All of the data below should be written out exactly.

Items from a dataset

■ ■ ■

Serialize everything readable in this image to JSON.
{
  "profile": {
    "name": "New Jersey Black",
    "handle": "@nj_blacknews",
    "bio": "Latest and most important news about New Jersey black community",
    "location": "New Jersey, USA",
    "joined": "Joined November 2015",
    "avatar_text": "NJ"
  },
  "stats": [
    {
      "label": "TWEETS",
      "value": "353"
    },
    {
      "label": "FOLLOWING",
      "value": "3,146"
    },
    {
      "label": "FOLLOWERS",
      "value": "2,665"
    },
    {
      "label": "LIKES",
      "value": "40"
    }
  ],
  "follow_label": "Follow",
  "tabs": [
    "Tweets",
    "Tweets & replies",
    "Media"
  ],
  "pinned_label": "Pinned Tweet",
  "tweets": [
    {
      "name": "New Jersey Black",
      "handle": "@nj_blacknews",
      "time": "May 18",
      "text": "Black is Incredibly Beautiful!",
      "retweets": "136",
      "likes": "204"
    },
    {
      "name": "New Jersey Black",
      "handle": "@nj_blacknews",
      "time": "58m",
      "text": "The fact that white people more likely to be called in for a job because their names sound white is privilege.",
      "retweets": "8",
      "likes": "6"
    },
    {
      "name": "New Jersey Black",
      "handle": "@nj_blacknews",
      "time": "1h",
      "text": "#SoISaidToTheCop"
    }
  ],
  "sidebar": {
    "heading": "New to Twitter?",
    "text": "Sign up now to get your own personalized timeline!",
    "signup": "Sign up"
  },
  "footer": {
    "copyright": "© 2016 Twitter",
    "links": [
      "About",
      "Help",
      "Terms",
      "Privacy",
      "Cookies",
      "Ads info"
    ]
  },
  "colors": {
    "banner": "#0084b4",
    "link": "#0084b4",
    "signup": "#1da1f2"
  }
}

■ ■ ■

◆ Exercise response:
Serialize everything readable in this image to JSON.
{
  "profile": {
    "name": "New Jersey Black",
    "handle": "@nj_blacknews",
    "bio": "Latest and most important news about New Jersey black community",
    "location": "New Jersey, USA",
    "joined": "Joined November 2015",
    "avatar_text": "NJ"
  },
  "stats": [
    {
      "label": "TWEETS",
      "value": "353"
    },
    {
      "label": "FOLLOWING",
      "value": "3,146"
    },
    {
      "label": "FOLLOWERS",
      "value": "2,665"
    },
    {
      "label": "LIKES",
      "value": "40"
    }
  ],
  "follow_label": "Follow",
  "tabs": [
    "Tweets",
    "Tweets & replies",
    "Media"
  ],
  "pinned_label": "Pinned Tweet",
  "tweets": [
    {
      "name": "New Jersey Black",
      "handle": "@nj_blacknews",
      "time": "May 18",
      "text": "Black is Incredibly Beautiful!",
      "retweets": "136",
      "likes": "204"
    },
    {
      "name": "New Jersey Black",
      "handle": "@nj_blacknews",
      "time": "58m",
      "text": "The fact that white people more likely to be called in for a job because their names sound white is privilege.",
      "retweets": "8",
      "likes": "6"
    },
    {
      "name": "New Jersey Black",
      "handle": "@nj_blacknews",
      "time": "1h",
      "text": "#SoISaidToTheCop"
    }
  ],
  "sidebar": {
    "heading": "New to Twitter?",
    "text": "Sign up now to get your own personalized timeline!",
    "signup": "Sign up"
  },
  "footer": {
    "copyright": "© 2016 Twitter",
    "links": [
      "About",
      "Help",
      "Terms",
      "Privacy",
      "Cookies",
      "Ads info"
    ]
  },
  "colors": {
    "banner": "#0084b4",
    "link": "#0084b4",
    "signup": "#1da1f2"
  }
}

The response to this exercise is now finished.